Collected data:
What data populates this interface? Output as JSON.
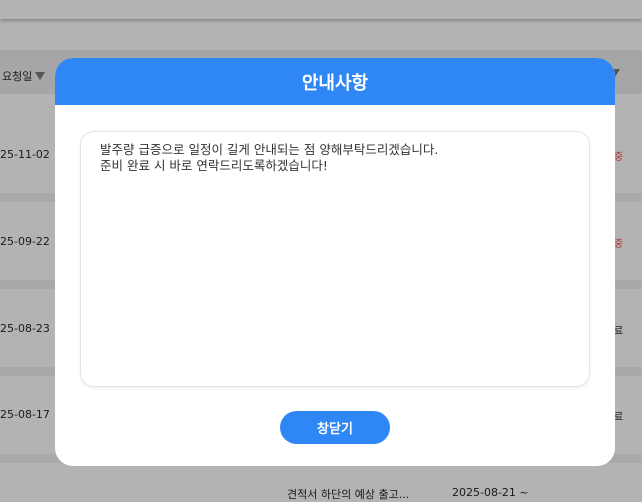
{
  "background": {
    "header_label": "요청일",
    "rows": [
      {
        "date": "25-11-02",
        "status": "중"
      },
      {
        "date": "25-09-22",
        "status": "중"
      },
      {
        "date": "25-08-23",
        "status": "료"
      },
      {
        "date": "25-08-17",
        "status": "료"
      }
    ],
    "bottom_text_left": "견적서 하단의 예상 출고...",
    "bottom_text_right": "2025-08-21 ~"
  },
  "modal": {
    "title": "안내사항",
    "message_lines": [
      "발주량 급증으로 일정이 길게 안내되는 점 양해부탁드리겠습니다.",
      "준비 완료 시 바로 연락드리도록하겠습니다!"
    ],
    "close_label": "창닫기"
  },
  "colors": {
    "accent": "#2f86f5",
    "status_red": "#b03030"
  }
}
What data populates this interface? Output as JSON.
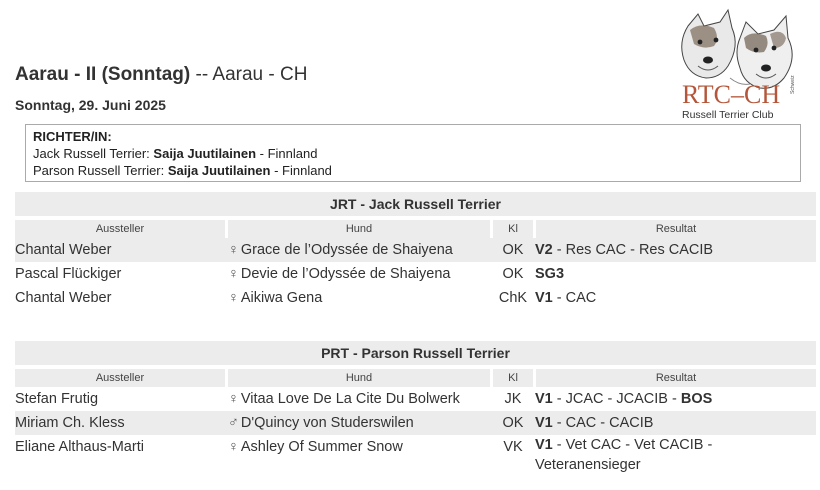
{
  "event": {
    "title_bold": "Aarau - II (Sonntag)",
    "title_rest": " -- Aarau - CH",
    "date": "Sonntag, 29. Juni 2025"
  },
  "logo": {
    "name": "RTC–CH",
    "subtitle": "Russell Terrier Club",
    "small": "Schweiz",
    "colors": {
      "brand": "#b5563a",
      "text": "#333333"
    }
  },
  "judges": {
    "heading": "RICHTER/IN:",
    "lines": [
      {
        "breed": "Jack Russell Terrier:",
        "judge": "Saija Juutilainen",
        "country": " - Finnland"
      },
      {
        "breed": "Parson Russell Terrier:",
        "judge": "Saija Juutilainen",
        "country": " - Finnland"
      }
    ]
  },
  "columns": {
    "exhibitor": "Aussteller",
    "dog": "Hund",
    "class": "Kl",
    "result": "Resultat"
  },
  "sections": [
    {
      "title": "JRT - Jack Russell Terrier",
      "rows": [
        {
          "exhibitor": "Chantal Weber",
          "sex": "♀",
          "dog": "Grace de l’Odyssée de Shaiyena",
          "class": "OK",
          "result_bold": "V2",
          "result_rest": " - Res CAC - Res CACIB"
        },
        {
          "exhibitor": "Pascal Flückiger",
          "sex": "♀",
          "dog": "Devie de l’Odyssée de Shaiyena",
          "class": "OK",
          "result_bold": "SG3",
          "result_rest": ""
        },
        {
          "exhibitor": "Chantal Weber",
          "sex": "♀",
          "dog": "Aikiwa Gena",
          "class": "ChK",
          "result_bold": "V1",
          "result_rest": " - CAC"
        }
      ]
    },
    {
      "title": "PRT - Parson Russell Terrier",
      "rows": [
        {
          "exhibitor": "Stefan Frutig",
          "sex": "♀",
          "dog": "Vitaa Love De La Cite Du Bolwerk",
          "class": "JK",
          "result_bold": "V1",
          "result_rest": " - JCAC - JCACIB - ",
          "result_bold2": "BOS"
        },
        {
          "exhibitor": "Miriam Ch. Kless",
          "sex": "♂",
          "dog": "D'Quincy von Studerswilen",
          "class": "OK",
          "result_bold": "V1",
          "result_rest": " - CAC - CACIB"
        },
        {
          "exhibitor": "Eliane Althaus-Marti",
          "sex": "♀",
          "dog": "Ashley Of Summer Snow",
          "class": "VK",
          "result_bold": "V1",
          "result_rest": " - Vet CAC - Vet CACIB - Veteranensieger"
        }
      ]
    }
  ]
}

* _TASK BRIEF_: Each line in the listing above that contains "Sonntag" should be copied.

* _THE RESULT_:
    "title_bold": "Aarau - II (Sonntag)",
    "date": "Sonntag, 29. Juni 2025"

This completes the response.